## Exercise task
Each line containing the word "наследия" must be reported.
━━ Provided entries
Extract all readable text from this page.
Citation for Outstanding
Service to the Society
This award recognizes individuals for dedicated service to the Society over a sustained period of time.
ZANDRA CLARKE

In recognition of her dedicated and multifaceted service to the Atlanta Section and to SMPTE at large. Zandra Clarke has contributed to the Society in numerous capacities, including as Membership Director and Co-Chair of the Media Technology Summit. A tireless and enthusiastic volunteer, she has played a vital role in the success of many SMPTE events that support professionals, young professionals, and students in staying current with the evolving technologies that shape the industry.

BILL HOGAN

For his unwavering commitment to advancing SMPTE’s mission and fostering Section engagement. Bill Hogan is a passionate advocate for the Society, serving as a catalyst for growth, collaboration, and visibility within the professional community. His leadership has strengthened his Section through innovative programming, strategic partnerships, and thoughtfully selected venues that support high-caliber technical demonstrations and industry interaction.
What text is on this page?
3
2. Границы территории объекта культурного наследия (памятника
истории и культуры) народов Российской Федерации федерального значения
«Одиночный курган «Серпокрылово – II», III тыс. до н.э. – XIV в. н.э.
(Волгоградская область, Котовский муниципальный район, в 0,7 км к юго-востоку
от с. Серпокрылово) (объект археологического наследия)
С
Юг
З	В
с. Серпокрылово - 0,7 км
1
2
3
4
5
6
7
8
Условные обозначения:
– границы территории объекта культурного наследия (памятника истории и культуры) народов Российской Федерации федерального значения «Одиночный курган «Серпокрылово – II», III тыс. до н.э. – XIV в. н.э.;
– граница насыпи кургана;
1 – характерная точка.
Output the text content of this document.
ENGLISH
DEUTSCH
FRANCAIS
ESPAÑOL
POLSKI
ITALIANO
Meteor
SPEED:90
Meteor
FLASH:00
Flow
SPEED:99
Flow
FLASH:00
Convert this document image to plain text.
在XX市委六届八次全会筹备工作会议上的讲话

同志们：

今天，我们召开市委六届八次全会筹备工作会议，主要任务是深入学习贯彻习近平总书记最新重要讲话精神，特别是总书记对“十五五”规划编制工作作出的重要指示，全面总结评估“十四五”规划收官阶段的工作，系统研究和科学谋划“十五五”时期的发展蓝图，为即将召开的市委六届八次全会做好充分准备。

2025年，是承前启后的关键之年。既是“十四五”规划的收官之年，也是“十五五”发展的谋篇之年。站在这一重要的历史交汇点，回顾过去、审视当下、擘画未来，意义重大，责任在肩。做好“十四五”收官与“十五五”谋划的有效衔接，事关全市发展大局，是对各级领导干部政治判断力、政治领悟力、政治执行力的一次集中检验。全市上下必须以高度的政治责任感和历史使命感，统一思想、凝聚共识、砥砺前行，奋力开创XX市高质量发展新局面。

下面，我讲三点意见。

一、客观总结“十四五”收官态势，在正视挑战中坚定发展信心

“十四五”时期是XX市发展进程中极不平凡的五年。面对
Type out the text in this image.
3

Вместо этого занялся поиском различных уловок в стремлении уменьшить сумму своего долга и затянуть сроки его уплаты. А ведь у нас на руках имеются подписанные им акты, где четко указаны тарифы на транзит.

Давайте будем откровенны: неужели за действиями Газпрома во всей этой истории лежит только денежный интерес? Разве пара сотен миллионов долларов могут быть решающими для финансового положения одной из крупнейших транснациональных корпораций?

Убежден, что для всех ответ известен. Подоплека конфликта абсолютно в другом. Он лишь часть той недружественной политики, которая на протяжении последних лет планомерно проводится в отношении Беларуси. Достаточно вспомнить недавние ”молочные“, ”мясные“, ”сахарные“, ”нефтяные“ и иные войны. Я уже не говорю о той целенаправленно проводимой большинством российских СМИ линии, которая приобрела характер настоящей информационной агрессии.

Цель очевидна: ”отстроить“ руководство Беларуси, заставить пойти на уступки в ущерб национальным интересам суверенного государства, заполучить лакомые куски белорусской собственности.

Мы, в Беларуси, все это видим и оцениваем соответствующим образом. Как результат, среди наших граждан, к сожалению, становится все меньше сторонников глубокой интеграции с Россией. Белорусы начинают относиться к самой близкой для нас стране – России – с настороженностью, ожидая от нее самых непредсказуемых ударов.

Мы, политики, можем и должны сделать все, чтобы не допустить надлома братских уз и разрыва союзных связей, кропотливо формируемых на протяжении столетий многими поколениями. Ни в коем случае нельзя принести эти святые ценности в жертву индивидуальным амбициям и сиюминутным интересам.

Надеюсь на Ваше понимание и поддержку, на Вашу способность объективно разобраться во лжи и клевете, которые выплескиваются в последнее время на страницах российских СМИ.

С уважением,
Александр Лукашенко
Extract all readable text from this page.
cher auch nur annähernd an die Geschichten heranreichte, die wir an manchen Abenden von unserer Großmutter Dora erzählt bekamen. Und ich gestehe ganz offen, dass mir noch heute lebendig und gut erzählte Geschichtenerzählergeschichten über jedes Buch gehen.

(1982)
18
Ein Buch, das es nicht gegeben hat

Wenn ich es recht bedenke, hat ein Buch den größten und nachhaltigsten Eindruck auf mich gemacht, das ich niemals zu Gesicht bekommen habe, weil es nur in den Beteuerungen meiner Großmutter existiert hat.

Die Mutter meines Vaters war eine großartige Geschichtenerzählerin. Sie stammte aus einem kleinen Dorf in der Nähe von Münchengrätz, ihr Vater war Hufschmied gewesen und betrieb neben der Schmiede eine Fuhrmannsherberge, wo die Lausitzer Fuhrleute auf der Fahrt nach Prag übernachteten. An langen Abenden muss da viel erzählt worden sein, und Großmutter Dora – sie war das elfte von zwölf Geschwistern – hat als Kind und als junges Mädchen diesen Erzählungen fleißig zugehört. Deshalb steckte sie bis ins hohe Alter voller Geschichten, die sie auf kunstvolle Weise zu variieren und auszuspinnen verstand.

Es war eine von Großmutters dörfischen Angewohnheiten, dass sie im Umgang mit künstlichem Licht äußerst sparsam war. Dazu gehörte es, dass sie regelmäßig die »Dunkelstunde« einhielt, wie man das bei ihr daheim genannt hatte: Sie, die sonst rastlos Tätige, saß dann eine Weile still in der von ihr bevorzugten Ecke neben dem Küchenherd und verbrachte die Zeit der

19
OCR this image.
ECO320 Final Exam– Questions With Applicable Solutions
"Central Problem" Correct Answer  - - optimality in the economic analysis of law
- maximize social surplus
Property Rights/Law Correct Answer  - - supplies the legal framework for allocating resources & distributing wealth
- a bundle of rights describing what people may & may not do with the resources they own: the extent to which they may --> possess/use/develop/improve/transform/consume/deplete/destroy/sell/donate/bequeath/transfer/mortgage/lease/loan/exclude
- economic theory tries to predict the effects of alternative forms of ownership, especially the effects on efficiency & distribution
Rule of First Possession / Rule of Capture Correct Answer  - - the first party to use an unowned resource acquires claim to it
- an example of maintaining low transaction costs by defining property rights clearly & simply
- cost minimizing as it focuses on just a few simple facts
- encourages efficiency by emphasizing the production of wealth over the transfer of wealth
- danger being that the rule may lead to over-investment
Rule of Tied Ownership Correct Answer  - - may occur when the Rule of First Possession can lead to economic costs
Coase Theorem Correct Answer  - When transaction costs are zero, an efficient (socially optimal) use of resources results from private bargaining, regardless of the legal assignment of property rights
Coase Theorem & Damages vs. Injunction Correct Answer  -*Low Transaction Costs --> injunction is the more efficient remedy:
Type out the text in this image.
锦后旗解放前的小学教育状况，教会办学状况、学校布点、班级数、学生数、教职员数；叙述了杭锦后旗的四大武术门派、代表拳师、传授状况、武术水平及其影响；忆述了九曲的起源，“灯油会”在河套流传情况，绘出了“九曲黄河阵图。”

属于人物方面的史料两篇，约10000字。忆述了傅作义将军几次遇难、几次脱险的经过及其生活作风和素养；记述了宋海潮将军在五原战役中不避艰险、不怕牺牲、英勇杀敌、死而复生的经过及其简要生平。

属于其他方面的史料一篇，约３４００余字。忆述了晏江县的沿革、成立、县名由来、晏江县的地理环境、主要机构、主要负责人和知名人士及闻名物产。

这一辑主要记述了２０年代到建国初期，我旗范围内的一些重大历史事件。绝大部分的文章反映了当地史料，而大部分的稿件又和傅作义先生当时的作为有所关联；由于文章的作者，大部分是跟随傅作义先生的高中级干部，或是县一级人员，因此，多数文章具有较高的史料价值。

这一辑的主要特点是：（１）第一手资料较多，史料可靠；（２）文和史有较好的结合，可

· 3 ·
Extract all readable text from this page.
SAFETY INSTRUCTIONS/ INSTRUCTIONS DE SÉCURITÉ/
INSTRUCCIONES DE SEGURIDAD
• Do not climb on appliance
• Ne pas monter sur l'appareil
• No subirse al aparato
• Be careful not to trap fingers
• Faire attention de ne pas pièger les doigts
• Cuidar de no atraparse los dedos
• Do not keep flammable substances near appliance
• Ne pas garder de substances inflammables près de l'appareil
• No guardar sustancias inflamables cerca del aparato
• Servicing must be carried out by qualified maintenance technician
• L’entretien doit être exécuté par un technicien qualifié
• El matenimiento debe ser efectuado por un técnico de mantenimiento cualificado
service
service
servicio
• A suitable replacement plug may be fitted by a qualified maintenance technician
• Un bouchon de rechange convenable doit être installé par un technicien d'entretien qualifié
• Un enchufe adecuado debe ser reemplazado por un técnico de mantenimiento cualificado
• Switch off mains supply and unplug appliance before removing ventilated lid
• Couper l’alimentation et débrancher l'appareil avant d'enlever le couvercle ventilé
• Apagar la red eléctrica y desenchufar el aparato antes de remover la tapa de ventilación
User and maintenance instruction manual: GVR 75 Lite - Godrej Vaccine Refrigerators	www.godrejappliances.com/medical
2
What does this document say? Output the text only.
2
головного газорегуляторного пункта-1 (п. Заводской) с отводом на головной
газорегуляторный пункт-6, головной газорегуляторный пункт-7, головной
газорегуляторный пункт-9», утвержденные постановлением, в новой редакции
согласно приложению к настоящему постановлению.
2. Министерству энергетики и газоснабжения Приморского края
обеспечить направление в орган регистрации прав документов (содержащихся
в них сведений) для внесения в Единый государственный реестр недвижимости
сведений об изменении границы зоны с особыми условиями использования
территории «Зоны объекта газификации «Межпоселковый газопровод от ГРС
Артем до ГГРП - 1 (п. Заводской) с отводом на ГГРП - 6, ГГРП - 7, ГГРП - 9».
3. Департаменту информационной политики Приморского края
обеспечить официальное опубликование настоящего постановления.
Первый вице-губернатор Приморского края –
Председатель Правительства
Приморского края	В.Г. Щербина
━━━━
## Problem solution
2. Границы территории объекта культурного наследия (памятника
от с. Серпокрылово) (объект археологического наследия)
– границы территории объекта культурного наследия (памятника истории и культуры) народов Российской Федерации федерального значения «Одиночный курган «Серпокрылово – II», III тыс. до н.э. – XIV в. н.э.;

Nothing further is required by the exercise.